Input records

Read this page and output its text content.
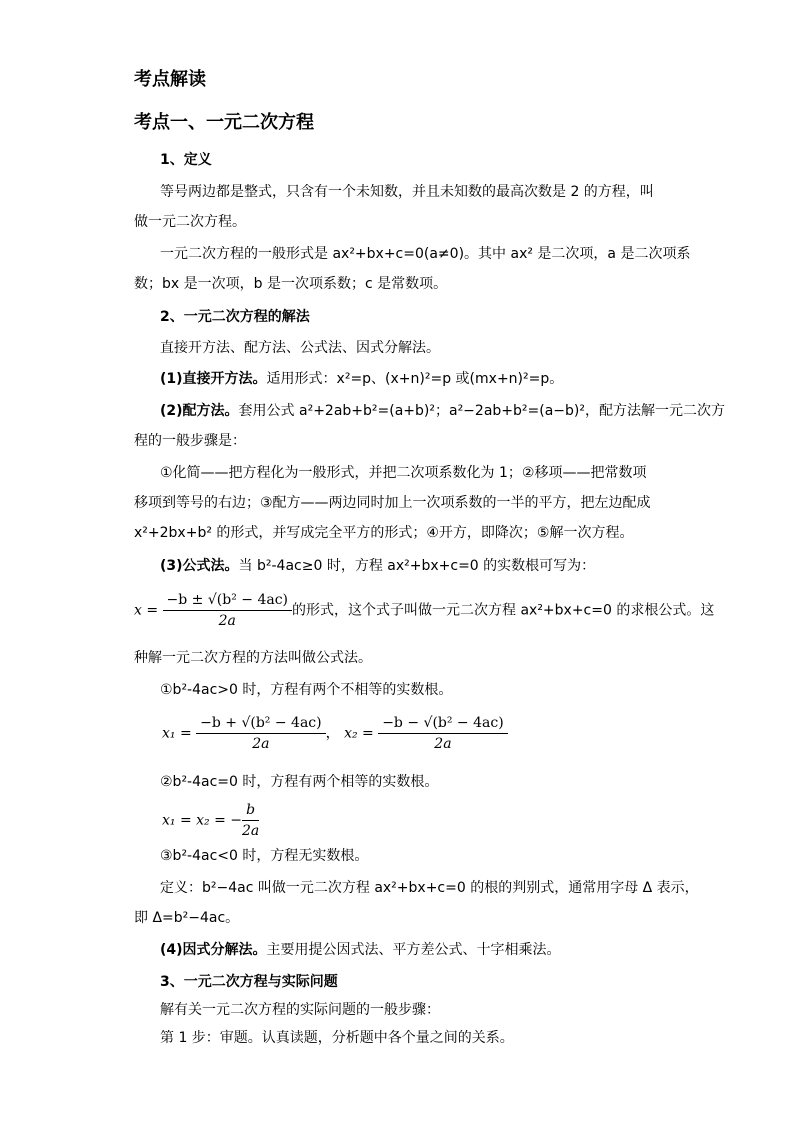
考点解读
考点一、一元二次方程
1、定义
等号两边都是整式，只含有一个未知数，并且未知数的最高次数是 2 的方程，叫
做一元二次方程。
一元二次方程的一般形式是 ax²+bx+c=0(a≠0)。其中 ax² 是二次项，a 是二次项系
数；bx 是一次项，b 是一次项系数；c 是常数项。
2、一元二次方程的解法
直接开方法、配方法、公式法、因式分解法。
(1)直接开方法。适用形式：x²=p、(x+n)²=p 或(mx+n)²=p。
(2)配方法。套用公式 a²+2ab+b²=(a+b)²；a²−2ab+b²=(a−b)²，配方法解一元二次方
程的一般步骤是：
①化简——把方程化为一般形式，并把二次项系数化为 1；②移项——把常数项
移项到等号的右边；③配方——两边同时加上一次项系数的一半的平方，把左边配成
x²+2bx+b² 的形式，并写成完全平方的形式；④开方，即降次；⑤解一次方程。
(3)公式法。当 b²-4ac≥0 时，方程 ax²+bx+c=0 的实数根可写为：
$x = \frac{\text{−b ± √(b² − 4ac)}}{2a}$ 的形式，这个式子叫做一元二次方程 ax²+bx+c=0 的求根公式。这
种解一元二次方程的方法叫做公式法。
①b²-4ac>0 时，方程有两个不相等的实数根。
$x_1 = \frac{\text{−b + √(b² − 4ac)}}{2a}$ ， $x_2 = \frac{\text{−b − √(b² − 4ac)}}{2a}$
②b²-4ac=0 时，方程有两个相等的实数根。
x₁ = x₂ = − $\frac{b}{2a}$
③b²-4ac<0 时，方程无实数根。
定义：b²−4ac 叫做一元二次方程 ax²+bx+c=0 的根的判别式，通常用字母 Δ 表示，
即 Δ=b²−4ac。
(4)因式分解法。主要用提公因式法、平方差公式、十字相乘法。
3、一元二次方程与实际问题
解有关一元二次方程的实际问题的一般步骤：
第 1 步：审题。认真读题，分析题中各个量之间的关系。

Work required
Give all the lines above again, character for character, without pictures.

Problem solution
Read this page and output its text content.
考点解读
考点一、一元二次方程
1、定义
等号两边都是整式，只含有一个未知数，并且未知数的最高次数是 2 的方程，叫
做一元二次方程。
一元二次方程的一般形式是 ax²+bx+c=0(a≠0)。其中 ax² 是二次项，a 是二次项系
数；bx 是一次项，b 是一次项系数；c 是常数项。
2、一元二次方程的解法
直接开方法、配方法、公式法、因式分解法。
(1)直接开方法。适用形式：x²=p、(x+n)²=p 或(mx+n)²=p。
(2)配方法。套用公式 a²+2ab+b²=(a+b)²；a²−2ab+b²=(a−b)²，配方法解一元二次方
程的一般步骤是：
①化简——把方程化为一般形式，并把二次项系数化为 1；②移项——把常数项
移项到等号的右边；③配方——两边同时加上一次项系数的一半的平方，把左边配成
x²+2bx+b² 的形式，并写成完全平方的形式；④开方，即降次；⑤解一次方程。
(3)公式法。当 b²-4ac≥0 时，方程 ax²+bx+c=0 的实数根可写为：
$x = \frac{\text{−b ± √(b² − 4ac)}}{2a}$ 的形式，这个式子叫做一元二次方程 ax²+bx+c=0 的求根公式。这
种解一元二次方程的方法叫做公式法。
①b²-4ac>0 时，方程有两个不相等的实数根。
$x_1 = \frac{\text{−b + √(b² − 4ac)}}{2a}$ ， $x_2 = \frac{\text{−b − √(b² − 4ac)}}{2a}$
②b²-4ac=0 时，方程有两个相等的实数根。
x₁ = x₂ = − $\frac{b}{2a}$
③b²-4ac<0 时，方程无实数根。
定义：b²−4ac 叫做一元二次方程 ax²+bx+c=0 的根的判别式，通常用字母 Δ 表示，
即 Δ=b²−4ac。
(4)因式分解法。主要用提公因式法、平方差公式、十字相乘法。
3、一元二次方程与实际问题
解有关一元二次方程的实际问题的一般步骤：
第 1 步：审题。认真读题，分析题中各个量之间的关系。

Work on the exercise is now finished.